* start RECORDS PROVIDED *
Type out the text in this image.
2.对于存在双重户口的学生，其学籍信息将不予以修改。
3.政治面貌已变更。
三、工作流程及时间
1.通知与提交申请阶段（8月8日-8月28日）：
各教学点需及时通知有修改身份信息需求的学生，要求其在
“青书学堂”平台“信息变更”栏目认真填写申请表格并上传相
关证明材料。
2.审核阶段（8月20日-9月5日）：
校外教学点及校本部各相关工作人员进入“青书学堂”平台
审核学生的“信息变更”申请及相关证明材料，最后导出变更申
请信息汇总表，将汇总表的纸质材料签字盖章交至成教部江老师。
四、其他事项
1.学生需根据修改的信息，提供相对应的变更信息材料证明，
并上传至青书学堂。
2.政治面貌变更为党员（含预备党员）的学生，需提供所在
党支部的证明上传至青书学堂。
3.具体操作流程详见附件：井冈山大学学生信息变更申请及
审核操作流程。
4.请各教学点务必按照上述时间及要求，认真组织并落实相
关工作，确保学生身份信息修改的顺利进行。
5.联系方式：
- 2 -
* end RECORDS PROVIDED *
**WHAT YOU WILL DO**: Repeat the material above in full, exactly as it stands.

**TASK SOLUTION**:
Type out the text in this image.
2.对于存在双重户口的学生，其学籍信息将不予以修改。
3.政治面貌已变更。
三、工作流程及时间
1.通知与提交申请阶段（8月8日-8月28日）：
各教学点需及时通知有修改身份信息需求的学生，要求其在
“青书学堂”平台“信息变更”栏目认真填写申请表格并上传相
关证明材料。
2.审核阶段（8月20日-9月5日）：
校外教学点及校本部各相关工作人员进入“青书学堂”平台
审核学生的“信息变更”申请及相关证明材料，最后导出变更申
请信息汇总表，将汇总表的纸质材料签字盖章交至成教部江老师。
四、其他事项
1.学生需根据修改的信息，提供相对应的变更信息材料证明，
并上传至青书学堂。
2.政治面貌变更为党员（含预备党员）的学生，需提供所在
党支部的证明上传至青书学堂。
3.具体操作流程详见附件：井冈山大学学生信息变更申请及
审核操作流程。
4.请各教学点务必按照上述时间及要求，认真组织并落实相
关工作，确保学生身份信息修改的顺利进行。
5.联系方式：
- 2 -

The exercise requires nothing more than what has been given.